(GIVEN REQUEST): Extract the records below word for word and ignore the images.

━━━ STORED DATA

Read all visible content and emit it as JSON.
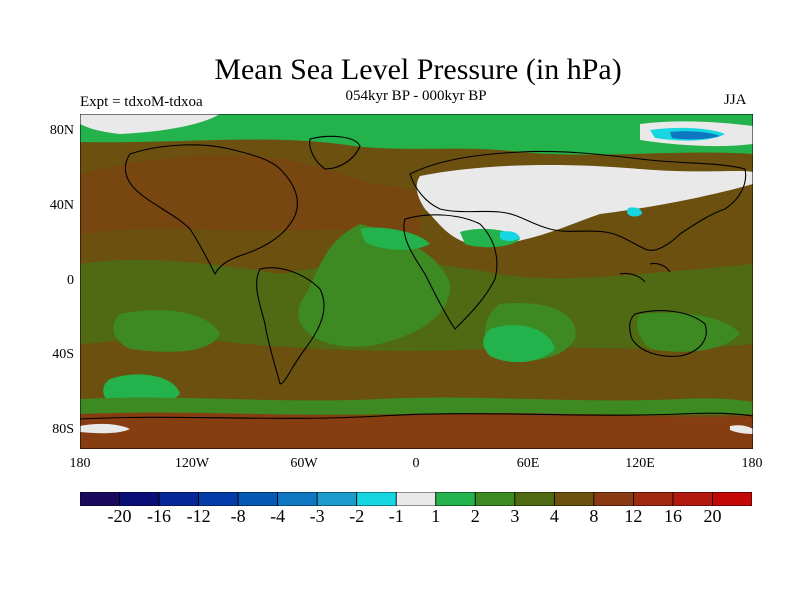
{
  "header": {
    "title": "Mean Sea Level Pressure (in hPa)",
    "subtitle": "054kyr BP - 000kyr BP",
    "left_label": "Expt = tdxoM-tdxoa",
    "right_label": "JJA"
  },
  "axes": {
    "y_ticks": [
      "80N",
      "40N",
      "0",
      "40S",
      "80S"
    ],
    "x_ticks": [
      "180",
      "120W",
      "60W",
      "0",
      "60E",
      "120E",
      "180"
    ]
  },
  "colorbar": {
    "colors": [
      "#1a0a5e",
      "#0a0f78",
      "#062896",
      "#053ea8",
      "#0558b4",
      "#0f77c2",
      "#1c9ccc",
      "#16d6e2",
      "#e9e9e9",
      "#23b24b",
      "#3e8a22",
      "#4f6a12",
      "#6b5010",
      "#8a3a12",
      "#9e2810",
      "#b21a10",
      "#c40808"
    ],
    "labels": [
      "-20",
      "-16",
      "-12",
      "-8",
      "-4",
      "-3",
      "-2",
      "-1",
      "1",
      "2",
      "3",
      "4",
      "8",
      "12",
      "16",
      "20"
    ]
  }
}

━━━━━━

(RESPONSE FOR THIS EXERCISE):
Read all visible content and emit it as JSON.
{
  "header": {
    "title": "Mean Sea Level Pressure (in hPa)",
    "subtitle": "054kyr BP - 000kyr BP",
    "left_label": "Expt = tdxoM-tdxoa",
    "right_label": "JJA"
  },
  "axes": {
    "y_ticks": [
      "80N",
      "40N",
      "0",
      "40S",
      "80S"
    ],
    "x_ticks": [
      "180",
      "120W",
      "60W",
      "0",
      "60E",
      "120E",
      "180"
    ]
  },
  "colorbar": {
    "colors": [
      "#1a0a5e",
      "#0a0f78",
      "#062896",
      "#053ea8",
      "#0558b4",
      "#0f77c2",
      "#1c9ccc",
      "#16d6e2",
      "#e9e9e9",
      "#23b24b",
      "#3e8a22",
      "#4f6a12",
      "#6b5010",
      "#8a3a12",
      "#9e2810",
      "#b21a10",
      "#c40808"
    ],
    "labels": [
      "-20",
      "-16",
      "-12",
      "-8",
      "-4",
      "-3",
      "-2",
      "-1",
      "1",
      "2",
      "3",
      "4",
      "8",
      "12",
      "16",
      "20"
    ]
  }
}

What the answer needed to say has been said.